* Task directions:
Lines that contain the string "Shift" are to be copied; leave out all others.

* Listing:
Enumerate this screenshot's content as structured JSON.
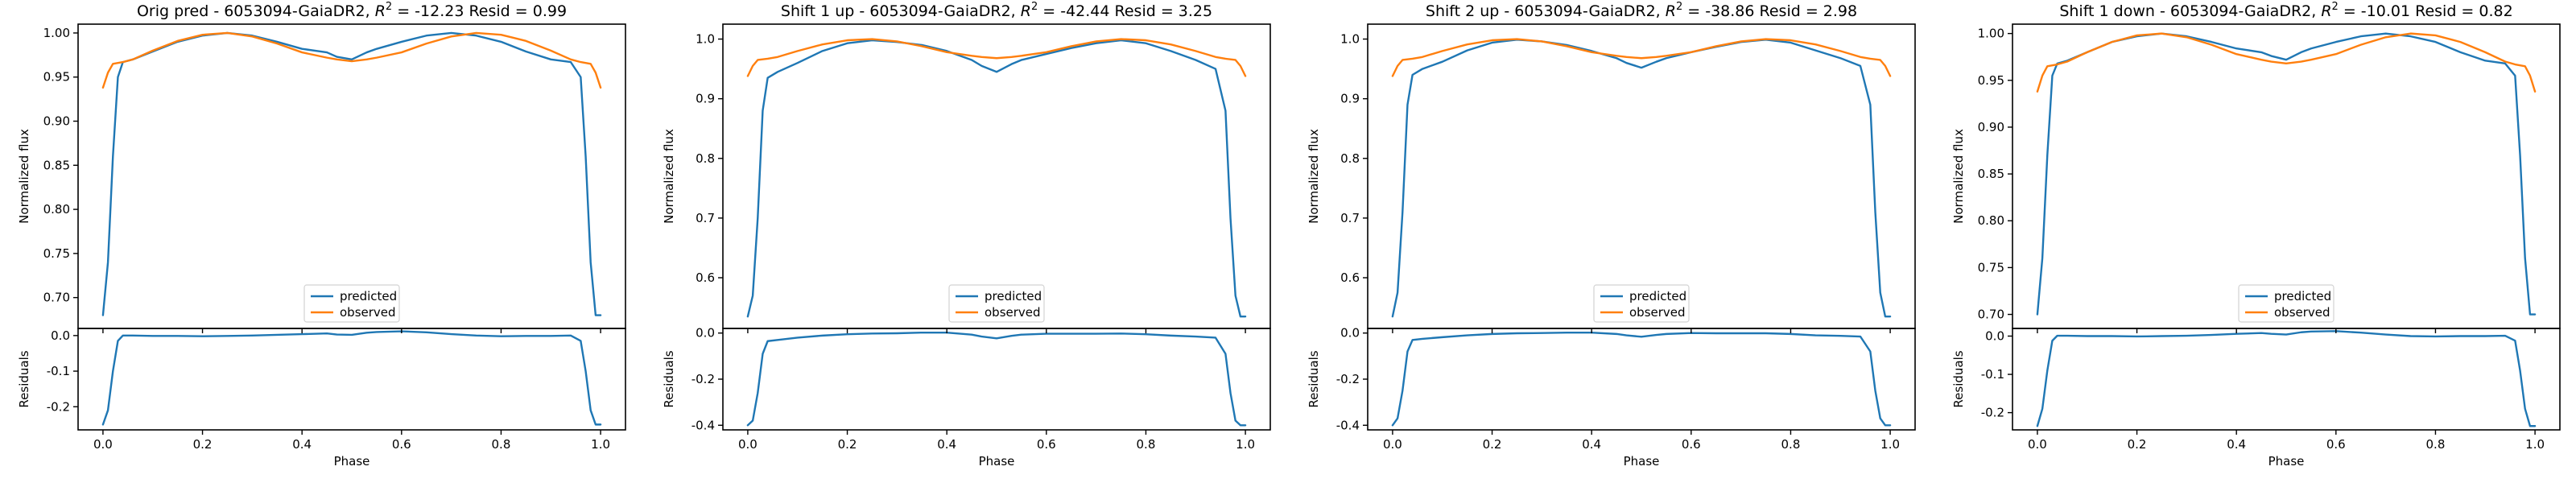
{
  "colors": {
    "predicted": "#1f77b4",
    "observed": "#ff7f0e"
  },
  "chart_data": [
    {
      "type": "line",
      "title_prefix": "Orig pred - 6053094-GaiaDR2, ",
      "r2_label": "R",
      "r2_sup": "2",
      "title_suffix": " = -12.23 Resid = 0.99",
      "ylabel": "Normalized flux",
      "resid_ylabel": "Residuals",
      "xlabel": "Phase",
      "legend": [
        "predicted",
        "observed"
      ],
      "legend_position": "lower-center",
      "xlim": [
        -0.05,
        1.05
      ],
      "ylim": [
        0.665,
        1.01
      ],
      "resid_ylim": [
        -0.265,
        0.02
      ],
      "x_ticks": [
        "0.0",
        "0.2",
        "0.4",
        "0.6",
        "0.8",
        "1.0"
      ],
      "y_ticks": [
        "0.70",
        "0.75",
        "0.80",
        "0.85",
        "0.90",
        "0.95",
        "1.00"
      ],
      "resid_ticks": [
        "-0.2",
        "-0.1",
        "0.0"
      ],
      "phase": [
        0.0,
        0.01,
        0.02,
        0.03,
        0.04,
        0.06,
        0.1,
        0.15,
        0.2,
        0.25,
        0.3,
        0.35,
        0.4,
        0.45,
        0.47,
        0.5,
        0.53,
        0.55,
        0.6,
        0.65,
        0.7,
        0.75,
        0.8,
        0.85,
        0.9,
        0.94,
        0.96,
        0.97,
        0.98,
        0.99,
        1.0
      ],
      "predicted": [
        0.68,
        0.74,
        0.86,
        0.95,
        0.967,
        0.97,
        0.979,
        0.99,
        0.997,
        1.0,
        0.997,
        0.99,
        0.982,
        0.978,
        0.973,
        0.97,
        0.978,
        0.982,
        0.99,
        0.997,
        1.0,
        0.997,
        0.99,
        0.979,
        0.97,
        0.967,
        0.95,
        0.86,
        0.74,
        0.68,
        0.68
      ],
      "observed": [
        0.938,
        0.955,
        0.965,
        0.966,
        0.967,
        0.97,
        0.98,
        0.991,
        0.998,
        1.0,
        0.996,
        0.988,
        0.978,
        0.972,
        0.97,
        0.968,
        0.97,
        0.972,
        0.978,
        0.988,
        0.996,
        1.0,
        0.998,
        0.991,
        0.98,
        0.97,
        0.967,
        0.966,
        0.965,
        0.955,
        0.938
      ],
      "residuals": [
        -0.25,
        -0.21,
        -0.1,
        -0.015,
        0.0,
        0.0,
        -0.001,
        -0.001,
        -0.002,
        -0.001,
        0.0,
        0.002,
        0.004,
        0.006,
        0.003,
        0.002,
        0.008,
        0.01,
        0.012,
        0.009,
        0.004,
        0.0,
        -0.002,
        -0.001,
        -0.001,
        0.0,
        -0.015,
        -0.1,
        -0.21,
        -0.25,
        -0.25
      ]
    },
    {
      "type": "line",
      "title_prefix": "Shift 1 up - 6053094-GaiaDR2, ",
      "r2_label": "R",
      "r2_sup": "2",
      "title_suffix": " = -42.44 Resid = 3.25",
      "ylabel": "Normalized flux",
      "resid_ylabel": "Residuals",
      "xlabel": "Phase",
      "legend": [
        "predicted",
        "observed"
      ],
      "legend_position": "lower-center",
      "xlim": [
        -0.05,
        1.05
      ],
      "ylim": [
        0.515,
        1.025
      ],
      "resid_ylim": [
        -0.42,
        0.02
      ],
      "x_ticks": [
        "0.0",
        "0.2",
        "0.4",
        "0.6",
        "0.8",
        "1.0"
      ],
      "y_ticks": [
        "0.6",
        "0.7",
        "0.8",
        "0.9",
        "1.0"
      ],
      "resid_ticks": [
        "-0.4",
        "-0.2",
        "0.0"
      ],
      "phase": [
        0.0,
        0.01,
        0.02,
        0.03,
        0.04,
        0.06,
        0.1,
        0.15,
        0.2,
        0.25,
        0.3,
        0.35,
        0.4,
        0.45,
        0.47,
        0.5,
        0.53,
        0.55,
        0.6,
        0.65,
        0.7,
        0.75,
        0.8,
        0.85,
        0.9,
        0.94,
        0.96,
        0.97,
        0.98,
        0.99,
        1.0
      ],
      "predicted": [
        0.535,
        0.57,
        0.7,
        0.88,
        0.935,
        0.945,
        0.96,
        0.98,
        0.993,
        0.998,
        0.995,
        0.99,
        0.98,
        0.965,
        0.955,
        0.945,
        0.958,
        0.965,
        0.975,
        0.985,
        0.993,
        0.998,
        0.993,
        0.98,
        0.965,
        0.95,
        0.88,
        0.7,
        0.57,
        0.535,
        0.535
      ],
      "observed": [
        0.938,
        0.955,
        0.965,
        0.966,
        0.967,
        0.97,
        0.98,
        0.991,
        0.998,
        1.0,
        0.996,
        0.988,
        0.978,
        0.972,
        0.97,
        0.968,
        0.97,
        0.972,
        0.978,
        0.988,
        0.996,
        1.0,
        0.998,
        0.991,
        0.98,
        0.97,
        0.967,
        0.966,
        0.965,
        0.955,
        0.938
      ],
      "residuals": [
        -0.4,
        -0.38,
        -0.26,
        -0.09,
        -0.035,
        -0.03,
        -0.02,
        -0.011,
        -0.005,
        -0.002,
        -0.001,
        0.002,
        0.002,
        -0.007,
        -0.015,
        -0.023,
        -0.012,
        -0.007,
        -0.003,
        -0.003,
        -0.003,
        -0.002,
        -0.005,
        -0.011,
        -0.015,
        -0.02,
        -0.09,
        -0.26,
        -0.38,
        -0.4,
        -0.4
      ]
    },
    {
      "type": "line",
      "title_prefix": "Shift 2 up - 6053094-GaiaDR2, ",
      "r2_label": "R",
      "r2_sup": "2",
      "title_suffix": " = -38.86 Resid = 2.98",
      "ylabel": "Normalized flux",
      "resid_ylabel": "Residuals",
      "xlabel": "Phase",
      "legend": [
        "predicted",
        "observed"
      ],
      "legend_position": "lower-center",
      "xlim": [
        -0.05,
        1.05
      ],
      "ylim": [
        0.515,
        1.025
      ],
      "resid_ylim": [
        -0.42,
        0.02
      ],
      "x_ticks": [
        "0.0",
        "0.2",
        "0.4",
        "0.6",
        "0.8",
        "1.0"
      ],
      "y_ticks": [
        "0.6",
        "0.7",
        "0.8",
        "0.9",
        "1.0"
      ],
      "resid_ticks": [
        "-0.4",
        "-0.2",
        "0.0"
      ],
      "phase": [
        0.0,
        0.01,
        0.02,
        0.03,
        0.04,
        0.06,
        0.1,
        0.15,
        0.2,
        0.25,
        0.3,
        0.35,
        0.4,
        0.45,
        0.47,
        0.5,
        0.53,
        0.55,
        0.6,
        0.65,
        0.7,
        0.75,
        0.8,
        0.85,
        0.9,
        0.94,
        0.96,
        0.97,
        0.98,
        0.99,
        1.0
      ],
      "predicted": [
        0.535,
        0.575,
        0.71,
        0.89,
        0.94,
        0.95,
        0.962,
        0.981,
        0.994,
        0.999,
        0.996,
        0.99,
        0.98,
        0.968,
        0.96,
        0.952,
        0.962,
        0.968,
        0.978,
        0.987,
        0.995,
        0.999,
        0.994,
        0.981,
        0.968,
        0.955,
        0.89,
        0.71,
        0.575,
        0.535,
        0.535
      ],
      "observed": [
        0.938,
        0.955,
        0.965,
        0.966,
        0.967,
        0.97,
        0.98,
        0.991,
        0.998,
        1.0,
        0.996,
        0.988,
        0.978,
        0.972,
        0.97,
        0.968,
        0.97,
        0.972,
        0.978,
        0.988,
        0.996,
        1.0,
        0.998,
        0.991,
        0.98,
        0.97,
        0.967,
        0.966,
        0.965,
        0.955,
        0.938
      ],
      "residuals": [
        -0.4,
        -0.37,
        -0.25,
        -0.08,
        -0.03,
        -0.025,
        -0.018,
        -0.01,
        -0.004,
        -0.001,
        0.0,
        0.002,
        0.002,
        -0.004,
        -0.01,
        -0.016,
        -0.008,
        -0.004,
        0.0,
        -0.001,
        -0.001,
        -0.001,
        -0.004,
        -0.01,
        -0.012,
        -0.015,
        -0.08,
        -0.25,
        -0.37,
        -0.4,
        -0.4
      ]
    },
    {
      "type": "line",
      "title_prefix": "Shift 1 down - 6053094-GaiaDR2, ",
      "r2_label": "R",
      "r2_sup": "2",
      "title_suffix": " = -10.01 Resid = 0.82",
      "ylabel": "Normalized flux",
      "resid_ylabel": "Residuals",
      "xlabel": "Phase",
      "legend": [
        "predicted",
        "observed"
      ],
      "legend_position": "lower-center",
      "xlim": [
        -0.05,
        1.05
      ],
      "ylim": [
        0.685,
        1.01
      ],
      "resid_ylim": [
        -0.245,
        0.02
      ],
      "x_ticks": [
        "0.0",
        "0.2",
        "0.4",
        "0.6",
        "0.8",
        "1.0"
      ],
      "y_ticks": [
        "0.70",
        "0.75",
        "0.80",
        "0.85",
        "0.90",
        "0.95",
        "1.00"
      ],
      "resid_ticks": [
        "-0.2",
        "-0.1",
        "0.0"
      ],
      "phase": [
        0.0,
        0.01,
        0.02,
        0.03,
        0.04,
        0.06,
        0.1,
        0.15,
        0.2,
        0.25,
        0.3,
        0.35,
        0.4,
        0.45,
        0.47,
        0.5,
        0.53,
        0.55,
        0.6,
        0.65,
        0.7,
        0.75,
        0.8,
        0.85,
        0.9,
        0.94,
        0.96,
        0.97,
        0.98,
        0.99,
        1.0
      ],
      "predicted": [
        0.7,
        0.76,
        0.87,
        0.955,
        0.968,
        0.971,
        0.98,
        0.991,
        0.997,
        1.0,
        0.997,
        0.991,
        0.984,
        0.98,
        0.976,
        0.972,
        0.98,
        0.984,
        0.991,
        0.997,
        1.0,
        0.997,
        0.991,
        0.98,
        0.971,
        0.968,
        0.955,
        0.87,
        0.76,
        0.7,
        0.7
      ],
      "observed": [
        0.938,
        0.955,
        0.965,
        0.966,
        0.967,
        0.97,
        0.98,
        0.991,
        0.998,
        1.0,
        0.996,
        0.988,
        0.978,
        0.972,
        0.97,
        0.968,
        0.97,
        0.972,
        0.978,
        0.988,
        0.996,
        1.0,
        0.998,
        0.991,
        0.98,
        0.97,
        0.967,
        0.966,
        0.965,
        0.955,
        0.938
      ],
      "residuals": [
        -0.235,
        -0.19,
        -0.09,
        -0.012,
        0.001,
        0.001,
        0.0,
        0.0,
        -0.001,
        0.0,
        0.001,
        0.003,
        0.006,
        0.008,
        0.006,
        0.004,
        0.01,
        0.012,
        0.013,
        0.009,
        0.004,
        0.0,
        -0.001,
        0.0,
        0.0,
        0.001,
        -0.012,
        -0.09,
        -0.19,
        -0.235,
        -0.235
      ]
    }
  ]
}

* Output of the task:
      "title_prefix": "Shift 1 up - 6053094-GaiaDR2, ",
      "title_prefix": "Shift 2 up - 6053094-GaiaDR2, ",
      "title_prefix": "Shift 1 down - 6053094-GaiaDR2, ",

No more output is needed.